## What is asked
Word for word, repeat the entries, minus the pictures.

## Data excerpts
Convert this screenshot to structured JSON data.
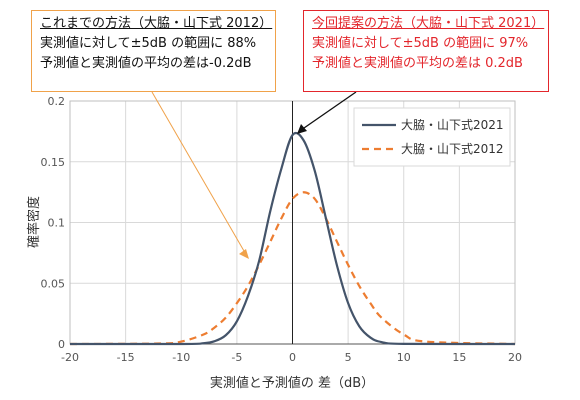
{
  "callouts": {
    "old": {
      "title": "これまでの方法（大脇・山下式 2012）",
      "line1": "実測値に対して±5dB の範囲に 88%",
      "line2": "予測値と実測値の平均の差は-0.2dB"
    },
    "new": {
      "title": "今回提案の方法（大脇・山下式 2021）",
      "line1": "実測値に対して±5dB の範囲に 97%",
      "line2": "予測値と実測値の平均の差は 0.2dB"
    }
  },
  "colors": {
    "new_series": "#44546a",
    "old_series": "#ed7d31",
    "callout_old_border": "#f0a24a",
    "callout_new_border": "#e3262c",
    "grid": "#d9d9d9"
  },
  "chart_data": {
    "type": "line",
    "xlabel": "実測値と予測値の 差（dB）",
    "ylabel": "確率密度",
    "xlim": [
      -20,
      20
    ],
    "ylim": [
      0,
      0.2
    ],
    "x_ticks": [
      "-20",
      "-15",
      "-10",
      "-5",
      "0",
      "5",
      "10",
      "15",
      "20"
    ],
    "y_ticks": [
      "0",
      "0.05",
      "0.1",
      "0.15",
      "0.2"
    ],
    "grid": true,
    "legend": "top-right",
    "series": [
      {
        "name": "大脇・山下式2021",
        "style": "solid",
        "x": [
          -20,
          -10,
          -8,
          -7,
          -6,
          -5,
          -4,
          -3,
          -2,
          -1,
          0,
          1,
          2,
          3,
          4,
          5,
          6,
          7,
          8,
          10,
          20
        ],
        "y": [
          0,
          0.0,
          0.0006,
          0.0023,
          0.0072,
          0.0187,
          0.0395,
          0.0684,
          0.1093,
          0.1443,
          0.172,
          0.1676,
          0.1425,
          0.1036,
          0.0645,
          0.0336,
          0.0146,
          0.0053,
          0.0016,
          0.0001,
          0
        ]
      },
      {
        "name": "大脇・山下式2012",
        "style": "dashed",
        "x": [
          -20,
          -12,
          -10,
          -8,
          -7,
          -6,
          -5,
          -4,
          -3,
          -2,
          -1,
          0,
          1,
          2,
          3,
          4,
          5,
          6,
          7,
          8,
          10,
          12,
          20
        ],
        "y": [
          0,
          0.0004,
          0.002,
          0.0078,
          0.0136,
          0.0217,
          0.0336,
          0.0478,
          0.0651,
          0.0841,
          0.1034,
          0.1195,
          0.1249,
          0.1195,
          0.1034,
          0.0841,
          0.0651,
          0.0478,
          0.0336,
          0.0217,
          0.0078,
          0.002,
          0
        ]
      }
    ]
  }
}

## Expected output
Convert this screenshot to structured JSON data.
{
  "callouts": {
    "old": {
      "title": "これまでの方法（大脇・山下式 2012）",
      "line1": "実測値に対して±5dB の範囲に 88%",
      "line2": "予測値と実測値の平均の差は-0.2dB"
    },
    "new": {
      "title": "今回提案の方法（大脇・山下式 2021）",
      "line1": "実測値に対して±5dB の範囲に 97%",
      "line2": "予測値と実測値の平均の差は 0.2dB"
    }
  },
  "colors": {
    "new_series": "#44546a",
    "old_series": "#ed7d31",
    "callout_old_border": "#f0a24a",
    "callout_new_border": "#e3262c",
    "grid": "#d9d9d9"
  },
  "chart_data": {
    "type": "line",
    "xlabel": "実測値と予測値の 差（dB）",
    "ylabel": "確率密度",
    "xlim": [
      -20,
      20
    ],
    "ylim": [
      0,
      0.2
    ],
    "x_ticks": [
      "-20",
      "-15",
      "-10",
      "-5",
      "0",
      "5",
      "10",
      "15",
      "20"
    ],
    "y_ticks": [
      "0",
      "0.05",
      "0.1",
      "0.15",
      "0.2"
    ],
    "grid": true,
    "legend": "top-right",
    "series": [
      {
        "name": "大脇・山下式2021",
        "style": "solid",
        "x": [
          -20,
          -10,
          -8,
          -7,
          -6,
          -5,
          -4,
          -3,
          -2,
          -1,
          0,
          1,
          2,
          3,
          4,
          5,
          6,
          7,
          8,
          10,
          20
        ],
        "y": [
          0,
          0.0,
          0.0006,
          0.0023,
          0.0072,
          0.0187,
          0.0395,
          0.0684,
          0.1093,
          0.1443,
          0.172,
          0.1676,
          0.1425,
          0.1036,
          0.0645,
          0.0336,
          0.0146,
          0.0053,
          0.0016,
          0.0001,
          0
        ]
      },
      {
        "name": "大脇・山下式2012",
        "style": "dashed",
        "x": [
          -20,
          -12,
          -10,
          -8,
          -7,
          -6,
          -5,
          -4,
          -3,
          -2,
          -1,
          0,
          1,
          2,
          3,
          4,
          5,
          6,
          7,
          8,
          10,
          12,
          20
        ],
        "y": [
          0,
          0.0004,
          0.002,
          0.0078,
          0.0136,
          0.0217,
          0.0336,
          0.0478,
          0.0651,
          0.0841,
          0.1034,
          0.1195,
          0.1249,
          0.1195,
          0.1034,
          0.0841,
          0.0651,
          0.0478,
          0.0336,
          0.0217,
          0.0078,
          0.002,
          0
        ]
      }
    ]
  }
}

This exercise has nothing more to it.